▸ **Challenge**
Where a line contains the word "cluster", copy that line in full.

▸ **Data to process**
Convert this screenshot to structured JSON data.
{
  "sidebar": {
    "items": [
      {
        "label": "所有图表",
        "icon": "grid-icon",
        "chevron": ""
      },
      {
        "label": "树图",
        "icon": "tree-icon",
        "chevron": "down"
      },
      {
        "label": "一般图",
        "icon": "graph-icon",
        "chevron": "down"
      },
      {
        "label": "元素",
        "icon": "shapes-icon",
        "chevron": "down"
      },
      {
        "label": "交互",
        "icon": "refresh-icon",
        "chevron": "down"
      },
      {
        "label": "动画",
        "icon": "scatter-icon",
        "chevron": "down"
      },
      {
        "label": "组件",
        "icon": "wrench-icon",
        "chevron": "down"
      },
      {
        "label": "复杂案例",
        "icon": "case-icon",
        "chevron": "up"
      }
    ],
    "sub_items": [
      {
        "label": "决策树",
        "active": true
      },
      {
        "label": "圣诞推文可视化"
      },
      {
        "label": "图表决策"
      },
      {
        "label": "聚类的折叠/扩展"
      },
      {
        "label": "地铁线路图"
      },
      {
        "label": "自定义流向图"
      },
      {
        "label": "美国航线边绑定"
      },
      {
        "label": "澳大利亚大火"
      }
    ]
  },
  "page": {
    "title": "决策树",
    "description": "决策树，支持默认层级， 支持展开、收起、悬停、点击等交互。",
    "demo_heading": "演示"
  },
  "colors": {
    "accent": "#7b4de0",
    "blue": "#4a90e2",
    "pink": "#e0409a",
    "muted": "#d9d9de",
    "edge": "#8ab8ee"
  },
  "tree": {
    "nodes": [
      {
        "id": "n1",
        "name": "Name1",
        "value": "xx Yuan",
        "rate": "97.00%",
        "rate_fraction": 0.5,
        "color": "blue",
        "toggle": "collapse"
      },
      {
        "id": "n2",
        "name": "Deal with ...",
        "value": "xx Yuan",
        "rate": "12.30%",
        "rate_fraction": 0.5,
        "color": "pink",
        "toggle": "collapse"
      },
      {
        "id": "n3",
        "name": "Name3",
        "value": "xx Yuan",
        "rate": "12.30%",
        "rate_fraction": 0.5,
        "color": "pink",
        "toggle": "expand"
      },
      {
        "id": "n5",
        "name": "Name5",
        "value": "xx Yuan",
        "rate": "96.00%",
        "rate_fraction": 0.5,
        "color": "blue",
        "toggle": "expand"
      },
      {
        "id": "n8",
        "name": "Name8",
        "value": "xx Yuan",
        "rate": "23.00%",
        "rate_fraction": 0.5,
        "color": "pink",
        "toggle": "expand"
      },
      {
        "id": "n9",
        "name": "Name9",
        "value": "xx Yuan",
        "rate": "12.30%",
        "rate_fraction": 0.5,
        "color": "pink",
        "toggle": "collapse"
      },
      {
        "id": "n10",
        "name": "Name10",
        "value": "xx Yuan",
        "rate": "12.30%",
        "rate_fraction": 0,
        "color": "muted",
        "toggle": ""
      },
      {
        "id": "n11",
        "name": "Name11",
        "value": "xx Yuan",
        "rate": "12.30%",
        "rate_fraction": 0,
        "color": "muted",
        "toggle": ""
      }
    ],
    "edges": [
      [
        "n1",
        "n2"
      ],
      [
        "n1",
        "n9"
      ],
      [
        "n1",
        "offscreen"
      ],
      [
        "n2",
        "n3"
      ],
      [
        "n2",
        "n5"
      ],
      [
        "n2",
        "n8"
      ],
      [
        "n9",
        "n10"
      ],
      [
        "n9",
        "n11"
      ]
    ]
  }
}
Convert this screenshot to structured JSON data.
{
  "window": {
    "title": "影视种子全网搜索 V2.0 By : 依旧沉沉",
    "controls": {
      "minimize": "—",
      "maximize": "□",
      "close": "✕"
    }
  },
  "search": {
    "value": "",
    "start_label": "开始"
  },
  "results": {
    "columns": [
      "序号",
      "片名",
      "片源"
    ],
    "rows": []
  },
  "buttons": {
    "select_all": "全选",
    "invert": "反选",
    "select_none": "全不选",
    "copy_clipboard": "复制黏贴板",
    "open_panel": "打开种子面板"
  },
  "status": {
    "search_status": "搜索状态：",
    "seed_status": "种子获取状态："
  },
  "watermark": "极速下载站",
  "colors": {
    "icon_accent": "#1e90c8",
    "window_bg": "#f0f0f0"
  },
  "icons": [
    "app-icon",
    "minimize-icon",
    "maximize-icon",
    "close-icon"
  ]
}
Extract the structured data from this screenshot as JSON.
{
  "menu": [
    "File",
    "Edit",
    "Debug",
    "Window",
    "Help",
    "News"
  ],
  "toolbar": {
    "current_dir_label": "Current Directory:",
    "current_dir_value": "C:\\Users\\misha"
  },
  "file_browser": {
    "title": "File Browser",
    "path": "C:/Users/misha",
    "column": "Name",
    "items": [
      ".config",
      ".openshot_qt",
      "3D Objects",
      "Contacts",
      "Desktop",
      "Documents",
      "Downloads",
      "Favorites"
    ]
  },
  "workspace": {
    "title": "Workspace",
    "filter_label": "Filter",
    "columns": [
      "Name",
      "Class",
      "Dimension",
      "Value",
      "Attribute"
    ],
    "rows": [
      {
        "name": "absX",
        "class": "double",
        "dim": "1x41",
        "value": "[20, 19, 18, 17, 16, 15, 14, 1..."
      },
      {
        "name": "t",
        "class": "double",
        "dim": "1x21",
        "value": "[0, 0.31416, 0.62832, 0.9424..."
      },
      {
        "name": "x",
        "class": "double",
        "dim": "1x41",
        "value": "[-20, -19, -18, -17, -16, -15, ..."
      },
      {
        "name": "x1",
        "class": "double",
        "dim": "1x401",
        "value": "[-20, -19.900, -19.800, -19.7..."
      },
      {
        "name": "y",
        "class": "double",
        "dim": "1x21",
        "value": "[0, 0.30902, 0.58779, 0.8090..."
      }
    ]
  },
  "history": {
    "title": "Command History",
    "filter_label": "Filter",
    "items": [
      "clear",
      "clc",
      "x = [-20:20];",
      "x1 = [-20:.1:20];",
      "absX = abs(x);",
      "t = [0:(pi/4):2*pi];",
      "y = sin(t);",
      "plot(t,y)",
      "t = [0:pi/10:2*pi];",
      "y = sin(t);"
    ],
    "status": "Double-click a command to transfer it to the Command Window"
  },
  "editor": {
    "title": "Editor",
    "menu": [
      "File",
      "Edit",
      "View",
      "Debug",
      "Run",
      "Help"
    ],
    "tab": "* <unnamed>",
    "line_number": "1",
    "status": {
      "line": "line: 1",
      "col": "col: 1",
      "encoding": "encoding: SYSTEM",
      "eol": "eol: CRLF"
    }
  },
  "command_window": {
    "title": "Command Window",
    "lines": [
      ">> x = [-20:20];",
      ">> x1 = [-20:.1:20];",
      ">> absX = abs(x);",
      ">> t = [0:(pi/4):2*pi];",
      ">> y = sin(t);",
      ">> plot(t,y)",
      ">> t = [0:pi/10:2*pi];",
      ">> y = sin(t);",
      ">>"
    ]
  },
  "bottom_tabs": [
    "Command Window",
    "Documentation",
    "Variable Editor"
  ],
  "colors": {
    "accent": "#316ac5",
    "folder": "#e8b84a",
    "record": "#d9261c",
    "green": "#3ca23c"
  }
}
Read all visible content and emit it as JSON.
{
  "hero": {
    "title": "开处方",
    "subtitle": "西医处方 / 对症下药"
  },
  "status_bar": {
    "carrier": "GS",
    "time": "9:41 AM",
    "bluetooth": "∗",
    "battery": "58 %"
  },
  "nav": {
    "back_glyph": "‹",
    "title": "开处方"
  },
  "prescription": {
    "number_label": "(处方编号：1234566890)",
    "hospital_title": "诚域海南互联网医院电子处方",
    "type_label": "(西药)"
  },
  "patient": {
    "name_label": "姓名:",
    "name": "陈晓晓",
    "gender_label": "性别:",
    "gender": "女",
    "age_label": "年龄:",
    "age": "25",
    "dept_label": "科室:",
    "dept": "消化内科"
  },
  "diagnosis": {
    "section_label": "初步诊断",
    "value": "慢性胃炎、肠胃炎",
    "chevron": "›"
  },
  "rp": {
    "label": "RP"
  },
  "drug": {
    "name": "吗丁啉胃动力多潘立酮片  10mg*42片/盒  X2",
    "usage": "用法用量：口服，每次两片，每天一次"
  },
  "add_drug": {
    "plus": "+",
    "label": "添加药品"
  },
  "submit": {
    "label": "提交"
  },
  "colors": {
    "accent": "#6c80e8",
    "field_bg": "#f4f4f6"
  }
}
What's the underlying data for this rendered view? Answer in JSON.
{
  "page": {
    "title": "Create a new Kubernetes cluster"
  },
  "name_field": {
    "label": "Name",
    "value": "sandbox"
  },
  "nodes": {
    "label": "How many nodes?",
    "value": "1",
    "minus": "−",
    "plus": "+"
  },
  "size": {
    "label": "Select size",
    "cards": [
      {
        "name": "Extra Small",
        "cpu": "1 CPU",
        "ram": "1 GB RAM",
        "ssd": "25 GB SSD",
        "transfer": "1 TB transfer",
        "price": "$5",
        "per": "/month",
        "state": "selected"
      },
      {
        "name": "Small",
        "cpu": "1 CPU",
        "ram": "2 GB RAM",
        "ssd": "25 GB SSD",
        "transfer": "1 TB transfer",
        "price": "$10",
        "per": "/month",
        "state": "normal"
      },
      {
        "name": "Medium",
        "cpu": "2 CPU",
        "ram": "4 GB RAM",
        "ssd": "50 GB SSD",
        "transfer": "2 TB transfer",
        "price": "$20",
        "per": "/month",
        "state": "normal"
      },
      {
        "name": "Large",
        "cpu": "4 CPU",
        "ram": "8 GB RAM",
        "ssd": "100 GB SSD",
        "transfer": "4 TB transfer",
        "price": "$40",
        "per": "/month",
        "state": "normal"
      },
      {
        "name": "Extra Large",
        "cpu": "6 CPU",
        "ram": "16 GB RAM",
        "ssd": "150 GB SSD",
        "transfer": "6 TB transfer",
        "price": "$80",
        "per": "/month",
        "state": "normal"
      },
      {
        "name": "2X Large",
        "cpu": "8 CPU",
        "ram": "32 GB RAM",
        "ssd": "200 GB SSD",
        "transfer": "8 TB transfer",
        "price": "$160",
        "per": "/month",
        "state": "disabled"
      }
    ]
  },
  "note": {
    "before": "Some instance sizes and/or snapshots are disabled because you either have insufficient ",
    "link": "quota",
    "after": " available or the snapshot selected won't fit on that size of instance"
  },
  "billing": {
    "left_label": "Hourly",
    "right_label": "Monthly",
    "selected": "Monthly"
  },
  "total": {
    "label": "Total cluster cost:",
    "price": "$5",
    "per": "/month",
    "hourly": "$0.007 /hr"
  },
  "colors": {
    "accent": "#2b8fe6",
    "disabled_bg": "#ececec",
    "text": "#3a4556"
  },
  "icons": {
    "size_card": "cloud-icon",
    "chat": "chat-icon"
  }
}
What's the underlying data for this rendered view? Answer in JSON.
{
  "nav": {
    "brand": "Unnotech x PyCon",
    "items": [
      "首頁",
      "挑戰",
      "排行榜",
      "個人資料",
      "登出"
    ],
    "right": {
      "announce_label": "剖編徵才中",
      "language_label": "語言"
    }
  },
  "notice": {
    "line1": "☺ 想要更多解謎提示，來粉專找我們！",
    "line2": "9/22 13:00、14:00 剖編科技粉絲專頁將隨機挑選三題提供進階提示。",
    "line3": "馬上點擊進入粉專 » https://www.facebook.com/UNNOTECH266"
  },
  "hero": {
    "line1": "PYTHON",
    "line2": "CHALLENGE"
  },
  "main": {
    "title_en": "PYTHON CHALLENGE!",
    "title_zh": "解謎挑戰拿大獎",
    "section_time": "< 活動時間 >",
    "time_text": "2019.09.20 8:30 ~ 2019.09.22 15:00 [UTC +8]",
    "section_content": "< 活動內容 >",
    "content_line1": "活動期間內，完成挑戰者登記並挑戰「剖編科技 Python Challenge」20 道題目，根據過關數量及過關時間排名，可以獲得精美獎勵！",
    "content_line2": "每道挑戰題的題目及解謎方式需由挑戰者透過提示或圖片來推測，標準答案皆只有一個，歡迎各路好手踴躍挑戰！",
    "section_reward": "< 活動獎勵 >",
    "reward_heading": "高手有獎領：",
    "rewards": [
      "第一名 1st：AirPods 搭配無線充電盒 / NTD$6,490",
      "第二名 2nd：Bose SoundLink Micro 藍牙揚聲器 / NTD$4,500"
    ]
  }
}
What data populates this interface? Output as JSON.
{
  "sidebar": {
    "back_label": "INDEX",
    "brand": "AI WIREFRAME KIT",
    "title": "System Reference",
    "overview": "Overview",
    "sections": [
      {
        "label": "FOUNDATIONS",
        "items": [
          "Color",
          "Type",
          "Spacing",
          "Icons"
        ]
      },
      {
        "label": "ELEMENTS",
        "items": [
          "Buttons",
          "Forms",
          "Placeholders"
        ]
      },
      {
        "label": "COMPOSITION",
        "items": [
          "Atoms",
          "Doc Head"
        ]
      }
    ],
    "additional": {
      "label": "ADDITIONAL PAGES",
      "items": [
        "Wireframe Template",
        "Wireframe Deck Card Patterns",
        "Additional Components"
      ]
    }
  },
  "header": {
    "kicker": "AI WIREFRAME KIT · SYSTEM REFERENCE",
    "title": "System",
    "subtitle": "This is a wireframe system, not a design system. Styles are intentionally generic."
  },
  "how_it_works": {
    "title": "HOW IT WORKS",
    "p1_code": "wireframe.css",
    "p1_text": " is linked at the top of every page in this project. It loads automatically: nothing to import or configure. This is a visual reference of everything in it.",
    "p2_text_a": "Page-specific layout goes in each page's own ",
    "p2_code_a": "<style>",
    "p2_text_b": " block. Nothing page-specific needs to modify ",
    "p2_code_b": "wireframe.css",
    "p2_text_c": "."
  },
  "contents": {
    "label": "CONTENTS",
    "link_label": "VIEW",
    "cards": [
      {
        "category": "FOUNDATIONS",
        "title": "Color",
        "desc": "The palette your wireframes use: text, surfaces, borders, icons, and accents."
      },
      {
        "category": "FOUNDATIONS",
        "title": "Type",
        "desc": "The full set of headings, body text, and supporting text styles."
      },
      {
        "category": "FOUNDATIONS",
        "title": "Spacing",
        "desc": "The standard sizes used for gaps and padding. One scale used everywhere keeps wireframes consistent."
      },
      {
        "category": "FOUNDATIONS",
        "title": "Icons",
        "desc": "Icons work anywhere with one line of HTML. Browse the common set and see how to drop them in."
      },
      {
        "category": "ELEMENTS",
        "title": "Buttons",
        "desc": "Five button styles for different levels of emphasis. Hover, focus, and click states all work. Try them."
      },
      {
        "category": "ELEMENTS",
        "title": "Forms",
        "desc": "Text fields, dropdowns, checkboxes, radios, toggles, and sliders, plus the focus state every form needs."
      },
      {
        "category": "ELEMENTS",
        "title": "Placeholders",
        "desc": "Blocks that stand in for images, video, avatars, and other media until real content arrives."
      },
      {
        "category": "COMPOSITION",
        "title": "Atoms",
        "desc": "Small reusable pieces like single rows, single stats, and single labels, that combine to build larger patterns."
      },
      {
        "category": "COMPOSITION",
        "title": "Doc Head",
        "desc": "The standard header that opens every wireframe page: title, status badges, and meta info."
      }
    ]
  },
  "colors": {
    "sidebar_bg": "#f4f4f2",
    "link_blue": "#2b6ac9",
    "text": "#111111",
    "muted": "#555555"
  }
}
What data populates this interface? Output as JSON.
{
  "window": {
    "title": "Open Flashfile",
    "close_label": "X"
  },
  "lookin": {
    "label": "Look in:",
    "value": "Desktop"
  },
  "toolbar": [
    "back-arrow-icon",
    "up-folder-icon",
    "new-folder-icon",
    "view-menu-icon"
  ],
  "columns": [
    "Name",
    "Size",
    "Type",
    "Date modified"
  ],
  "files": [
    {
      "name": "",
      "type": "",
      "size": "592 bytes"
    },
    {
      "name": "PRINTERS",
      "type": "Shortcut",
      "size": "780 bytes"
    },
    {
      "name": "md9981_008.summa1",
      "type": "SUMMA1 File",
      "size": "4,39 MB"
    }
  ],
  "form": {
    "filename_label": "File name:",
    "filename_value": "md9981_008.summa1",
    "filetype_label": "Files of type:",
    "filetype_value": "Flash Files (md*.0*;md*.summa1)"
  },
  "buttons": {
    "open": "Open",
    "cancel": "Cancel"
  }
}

▸ **Task output**
    "title": "Create a new Kubernetes cluster"
    "label": "Total cluster cost:",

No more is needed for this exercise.